►
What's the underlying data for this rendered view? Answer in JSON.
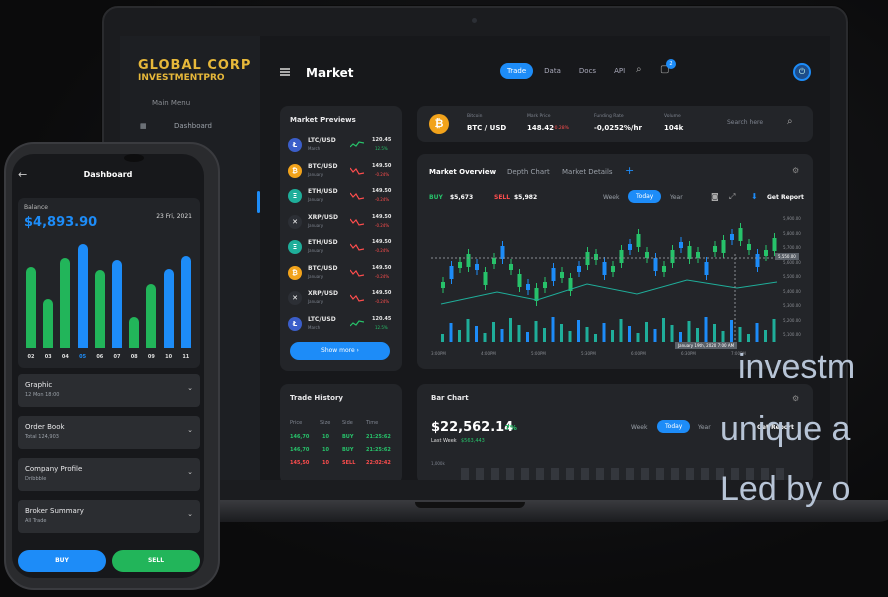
{
  "app": {
    "logo_text": "GLOBAL CORP",
    "logo_sub": "INVESTMENTPRO",
    "page_title": "Market",
    "menu_label": "Main Menu",
    "sidebar_items": [
      "Dashboard"
    ],
    "tabs": [
      {
        "label": "Trade",
        "active": true
      },
      {
        "label": "Data"
      },
      {
        "label": "Docs"
      },
      {
        "label": "API"
      }
    ],
    "notification_count": "2"
  },
  "market_previews": {
    "title": "Market Previews",
    "rows": [
      {
        "pair": "LTC/USD",
        "sub": "March",
        "price": "120.45",
        "change": "12.5%",
        "trend": "up",
        "coin": "Ł",
        "color": "#3b5ec9"
      },
      {
        "pair": "BTC/USD",
        "sub": "January",
        "price": "149.50",
        "change": "-0.24%",
        "trend": "down",
        "coin": "₿",
        "color": "#f2a31b"
      },
      {
        "pair": "ETH/USD",
        "sub": "January",
        "price": "149.50",
        "change": "-0.24%",
        "trend": "down",
        "coin": "Ξ",
        "color": "#1fae9a"
      },
      {
        "pair": "XRP/USD",
        "sub": "January",
        "price": "149.50",
        "change": "-0.24%",
        "trend": "down",
        "coin": "✕",
        "color": "#2c2f35"
      },
      {
        "pair": "ETH/USD",
        "sub": "January",
        "price": "149.50",
        "change": "-0.24%",
        "trend": "down",
        "coin": "Ξ",
        "color": "#1fae9a"
      },
      {
        "pair": "BTC/USD",
        "sub": "January",
        "price": "149.50",
        "change": "-0.24%",
        "trend": "down",
        "coin": "₿",
        "color": "#f2a31b"
      },
      {
        "pair": "XRP/USD",
        "sub": "January",
        "price": "149.50",
        "change": "-0.24%",
        "trend": "down",
        "coin": "✕",
        "color": "#2c2f35"
      },
      {
        "pair": "LTC/USD",
        "sub": "March",
        "price": "120.45",
        "change": "12.5%",
        "trend": "up",
        "coin": "Ł",
        "color": "#3b5ec9"
      }
    ],
    "show_more": "Show more ›"
  },
  "ticker": {
    "coin_name": "Bitcoin",
    "pair": "BTC / USD",
    "mark_price_label": "Mark Price",
    "mark_price": "148.42",
    "mark_change": "-0.28%",
    "funding_label": "Funding Rate",
    "funding": "-0,0252%/hr",
    "volume_label": "Volume",
    "volume": "104k",
    "search_placeholder": "Search here"
  },
  "market_overview": {
    "tabs": [
      "Market Overview",
      "Depth Chart",
      "Market Details"
    ],
    "buy_label": "BUY",
    "buy_value": "$5,673",
    "sell_label": "SELL",
    "sell_value": "$5,982",
    "ranges": [
      "Week",
      "Today",
      "Year"
    ],
    "active_range": "Today",
    "report": "Get Report",
    "y_ticks": [
      "5,900.00",
      "5,800.00",
      "5,700.00",
      "5,600.00",
      "5,500.00",
      "5,400.00",
      "5,300.00",
      "5,200.00",
      "5,100.00"
    ],
    "x_ticks": [
      "3:00PM",
      "4:00PM",
      "5:00PM",
      "5:30PM",
      "6:00PM",
      "6:30PM",
      "7:00PM"
    ],
    "price_marker": "5,550.00",
    "crosshair_label": "January 19th, 2020 7:00 AM"
  },
  "trade_history": {
    "title": "Trade History",
    "headers": [
      "Price",
      "Size",
      "Side",
      "Time"
    ],
    "rows": [
      {
        "price": "146,70",
        "size": "10",
        "side": "BUY",
        "time": "21:25:62",
        "color": "#27c26a"
      },
      {
        "price": "146,70",
        "size": "10",
        "side": "BUY",
        "time": "21:25:62",
        "color": "#27c26a"
      },
      {
        "price": "145,50",
        "size": "10",
        "side": "SELL",
        "time": "22:02:42",
        "color": "#ff4d4d"
      }
    ]
  },
  "bar_chart": {
    "title": "Bar Chart",
    "value": "$22,562.14",
    "pct": "7%",
    "last_week_label": "Last Week",
    "last_week_value": "$563,443",
    "ranges": [
      "Week",
      "Today",
      "Year"
    ],
    "report": "Get Report",
    "y_first": "1,000k"
  },
  "overlay_lines": [
    "investm",
    "unique a",
    "Led by o"
  ],
  "phone": {
    "title": "Dashboard",
    "balance_label": "Balance",
    "balance": "$4,893.90",
    "date": "23 Fri, 2021",
    "chart_data": {
      "type": "bar",
      "categories": [
        "02",
        "03",
        "04",
        "05",
        "06",
        "07",
        "08",
        "09",
        "10",
        "11"
      ],
      "values": [
        74,
        45,
        82,
        95,
        71,
        80,
        28,
        58,
        72,
        84
      ],
      "highlight": "05",
      "colors": {
        "green": "#22b55a",
        "blue": "#1d8cf8"
      }
    },
    "accordions": [
      {
        "title": "Graphic",
        "sub": "12 Mon 18:00"
      },
      {
        "title": "Order Book",
        "sub": "Total 124,903"
      },
      {
        "title": "Company Profile",
        "sub": "Dribbble"
      },
      {
        "title": "Broker Summary",
        "sub": "All Trade"
      }
    ],
    "buy": "BUY",
    "sell": "SELL"
  }
}
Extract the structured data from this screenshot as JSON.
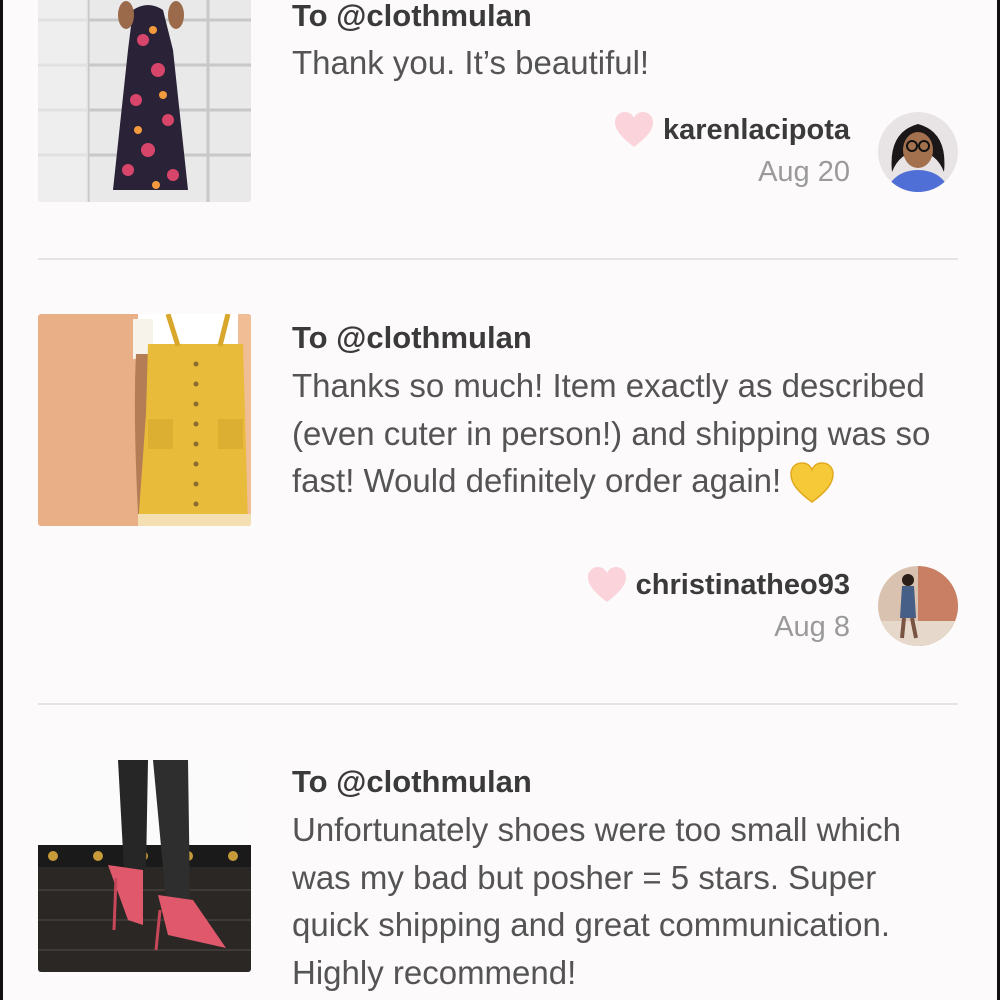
{
  "reviews": [
    {
      "recipient": "To @clothmulan",
      "message": "Thank you. It’s beautiful!",
      "username": "karenlacipota",
      "date": "Aug 20"
    },
    {
      "recipient": "To @clothmulan",
      "message": "Thanks so much! Item exactly as described (even cuter in person!) and shipping was so fast! Would definitely order again!",
      "username": "christinatheo93",
      "date": "Aug 8"
    },
    {
      "recipient": "To @clothmulan",
      "message": "Unfortunately shoes were too small which was my bad but posher = 5 stars. Super quick shipping and great communication. Highly recommend!"
    }
  ],
  "icons": {
    "like": "heart-icon",
    "emoji": "yellow-heart-emoji"
  },
  "colors": {
    "heart": "#fbd3da",
    "background": "#fcfafa",
    "divider": "#e6e3e3",
    "emoji": "#f6c938"
  }
}
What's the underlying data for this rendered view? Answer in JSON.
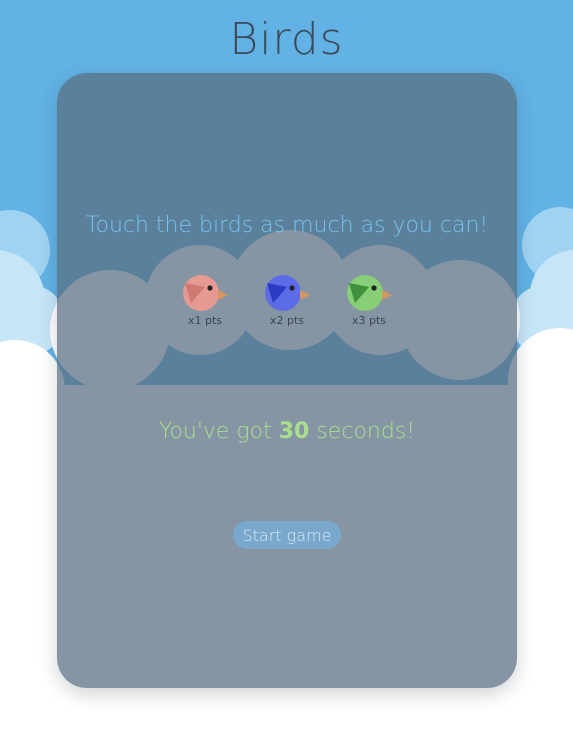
{
  "game": {
    "title": "Birds",
    "instructions": "Touch the birds as much as you can!",
    "birds": [
      {
        "points_label": "x1 pts",
        "color": "#e69a92",
        "wing": "#cf7a73",
        "icon": "pink-bird-icon"
      },
      {
        "points_label": "x2 pts",
        "color": "#5b6ce6",
        "wing": "#2b3cc4",
        "icon": "blue-bird-icon"
      },
      {
        "points_label": "x3 pts",
        "color": "#86cf76",
        "wing": "#3f8f3c",
        "icon": "green-bird-icon"
      }
    ],
    "time_prefix": "You've got ",
    "time_value": "30",
    "time_suffix": " seconds!",
    "start_label": "Start game"
  },
  "colors": {
    "sky": "#62b2e6",
    "cloud": "#ffffff",
    "title": "#3c4a57",
    "instructions": "#79c2ee",
    "time_text": "#a8e08e",
    "beak": "#d4955f"
  }
}
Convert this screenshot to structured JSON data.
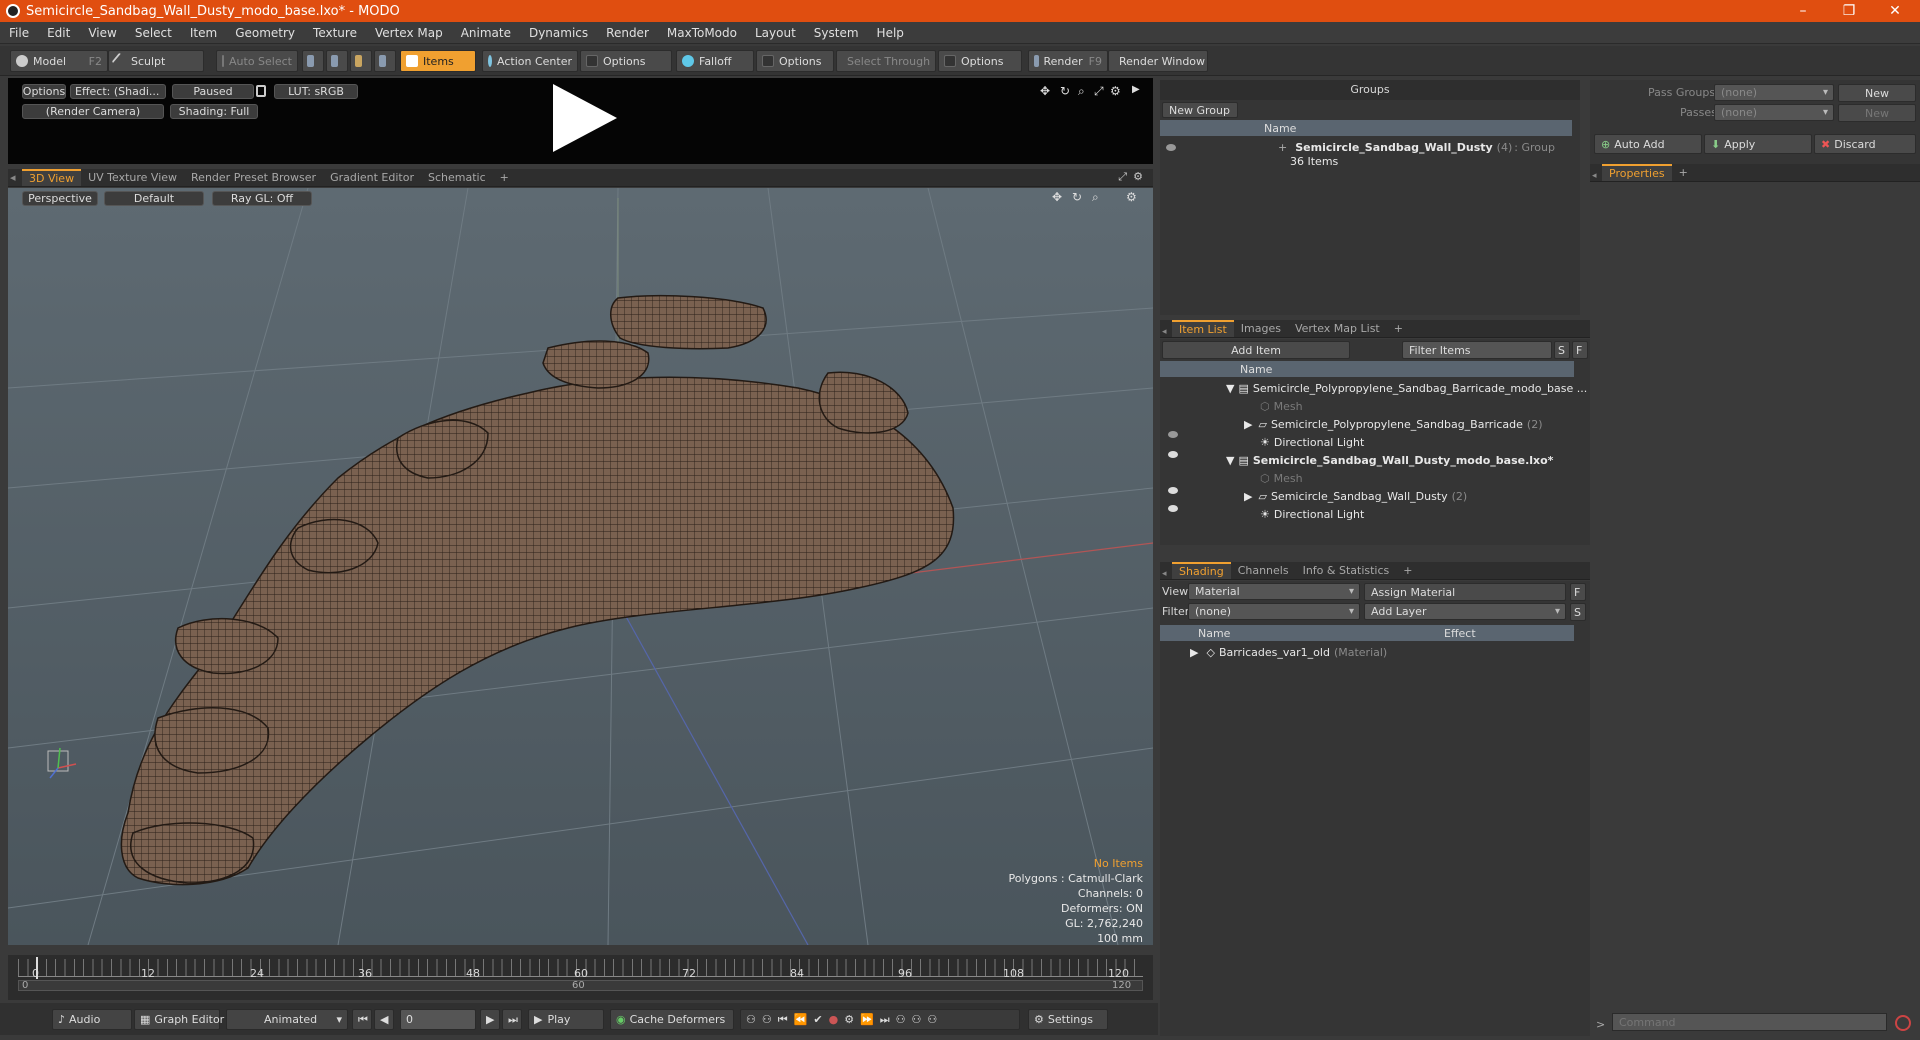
◄
▸ Written problem: Reproduce exactly and only the lines from the line that contains "Extract the structured" to the end of the data above, both ends included. No pictures go in the copy.

▸ Exercise output:
Extract the structured data from this screenshot as JSON.
{
  "reviews": [
    {
      "recipient": "To @clothmulan",
      "message": "Thank you. It’s beautiful!",
      "username": "karenlacipota",
      "date": "Aug 20"
    },
    {
      "recipient": "To @clothmulan",
      "message": "Thanks so much! Item exactly as described (even cuter in person!) and shipping was so fast! Would definitely order again!",
      "username": "christinatheo93",
      "date": "Aug 8"
    },
    {
      "recipient": "To @clothmulan",
      "message": "Unfortunately shoes were too small which was my bad but posher = 5 stars. Super quick shipping and great communication. Highly recommend!"
    }
  ],
  "icons": {
    "like": "heart-icon",
    "emoji": "yellow-heart-emoji"
  },
  "colors": {
    "heart": "#fbd3da",
    "background": "#fcfafa",
    "divider": "#e6e3e3",
    "emoji": "#f6c938"
  }
}
What's the underlying data for this rendered view? Answer in JSON.
{
  "game": {
    "title": "Birds",
    "instructions": "Touch the birds as much as you can!",
    "birds": [
      {
        "points_label": "x1 pts",
        "color": "#e69a92",
        "wing": "#cf7a73",
        "icon": "pink-bird-icon"
      },
      {
        "points_label": "x2 pts",
        "color": "#5b6ce6",
        "wing": "#2b3cc4",
        "icon": "blue-bird-icon"
      },
      {
        "points_label": "x3 pts",
        "color": "#86cf76",
        "wing": "#3f8f3c",
        "icon": "green-bird-icon"
      }
    ],
    "time_prefix": "You've got ",
    "time_value": "30",
    "time_suffix": " seconds!",
    "start_label": "Start game"
  },
  "colors": {
    "sky": "#62b2e6",
    "cloud": "#ffffff",
    "title": "#3c4a57",
    "instructions": "#79c2ee",
    "time_text": "#a8e08e",
    "beak": "#d4955f"
  }
}
Convert this screenshot to structured JSON data.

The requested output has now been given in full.